* Start *
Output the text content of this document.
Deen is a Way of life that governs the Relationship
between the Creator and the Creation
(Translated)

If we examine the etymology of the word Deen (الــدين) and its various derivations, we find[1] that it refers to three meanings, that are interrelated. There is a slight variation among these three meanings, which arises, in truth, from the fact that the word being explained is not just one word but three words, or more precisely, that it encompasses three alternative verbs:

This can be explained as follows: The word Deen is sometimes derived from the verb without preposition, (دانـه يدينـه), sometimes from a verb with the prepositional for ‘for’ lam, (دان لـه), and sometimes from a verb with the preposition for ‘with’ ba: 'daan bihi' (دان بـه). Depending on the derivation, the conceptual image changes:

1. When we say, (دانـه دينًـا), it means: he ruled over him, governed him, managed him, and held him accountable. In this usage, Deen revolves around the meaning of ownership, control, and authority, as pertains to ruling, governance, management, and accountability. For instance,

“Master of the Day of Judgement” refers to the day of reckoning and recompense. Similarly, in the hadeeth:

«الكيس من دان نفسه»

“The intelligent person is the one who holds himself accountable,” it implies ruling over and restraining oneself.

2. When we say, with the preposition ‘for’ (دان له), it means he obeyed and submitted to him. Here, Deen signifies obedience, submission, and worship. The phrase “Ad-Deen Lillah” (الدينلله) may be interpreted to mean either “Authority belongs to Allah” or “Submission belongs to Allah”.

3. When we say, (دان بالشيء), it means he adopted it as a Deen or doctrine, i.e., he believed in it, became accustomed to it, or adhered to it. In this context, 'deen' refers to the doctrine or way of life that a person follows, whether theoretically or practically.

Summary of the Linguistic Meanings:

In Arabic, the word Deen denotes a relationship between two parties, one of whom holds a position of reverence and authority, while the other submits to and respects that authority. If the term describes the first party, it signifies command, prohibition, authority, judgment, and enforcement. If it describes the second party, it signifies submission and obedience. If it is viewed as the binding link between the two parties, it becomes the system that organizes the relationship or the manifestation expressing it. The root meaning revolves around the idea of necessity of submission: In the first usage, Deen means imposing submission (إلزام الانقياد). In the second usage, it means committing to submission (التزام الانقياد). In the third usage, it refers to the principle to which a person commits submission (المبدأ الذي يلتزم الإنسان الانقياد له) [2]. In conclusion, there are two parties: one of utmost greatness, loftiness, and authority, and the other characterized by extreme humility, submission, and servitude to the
* End *
- Written problem: Reproduce each entry word for word.

- Task output:
Output the text content of this document.
Deen is a Way of life that governs the Relationship
between the Creator and the Creation
(Translated)

If we examine the etymology of the word Deen (الــدين) and its various derivations, we find[1] that it refers to three meanings, that are interrelated. There is a slight variation among these three meanings, which arises, in truth, from the fact that the word being explained is not just one word but three words, or more precisely, that it encompasses three alternative verbs:

This can be explained as follows: The word Deen is sometimes derived from the verb without preposition, (دانـه يدينـه), sometimes from a verb with the prepositional for ‘for’ lam, (دان لـه), and sometimes from a verb with the preposition for ‘with’ ba: 'daan bihi' (دان بـه). Depending on the derivation, the conceptual image changes:

1. When we say, (دانـه دينًـا), it means: he ruled over him, governed him, managed him, and held him accountable. In this usage, Deen revolves around the meaning of ownership, control, and authority, as pertains to ruling, governance, management, and accountability. For instance,

“Master of the Day of Judgement” refers to the day of reckoning and recompense. Similarly, in the hadeeth:

«الكيس من دان نفسه»

“The intelligent person is the one who holds himself accountable,” it implies ruling over and restraining oneself.

2. When we say, with the preposition ‘for’ (دان له), it means he obeyed and submitted to him. Here, Deen signifies obedience, submission, and worship. The phrase “Ad-Deen Lillah” (الدينلله) may be interpreted to mean either “Authority belongs to Allah” or “Submission belongs to Allah”.

3. When we say, (دان بالشيء), it means he adopted it as a Deen or doctrine, i.e., he believed in it, became accustomed to it, or adhered to it. In this context, 'deen' refers to the doctrine or way of life that a person follows, whether theoretically or practically.

Summary of the Linguistic Meanings:

In Arabic, the word Deen denotes a relationship between two parties, one of whom holds a position of reverence and authority, while the other submits to and respects that authority. If the term describes the first party, it signifies command, prohibition, authority, judgment, and enforcement. If it describes the second party, it signifies submission and obedience. If it is viewed as the binding link between the two parties, it becomes the system that organizes the relationship or the manifestation expressing it. The root meaning revolves around the idea of necessity of submission: In the first usage, Deen means imposing submission (إلزام الانقياد). In the second usage, it means committing to submission (التزام الانقياد). In the third usage, it refers to the principle to which a person commits submission (المبدأ الذي يلتزم الإنسان الانقياد له) [2]. In conclusion, there are two parties: one of utmost greatness, loftiness, and authority, and the other characterized by extreme humility, submission, and servitude to the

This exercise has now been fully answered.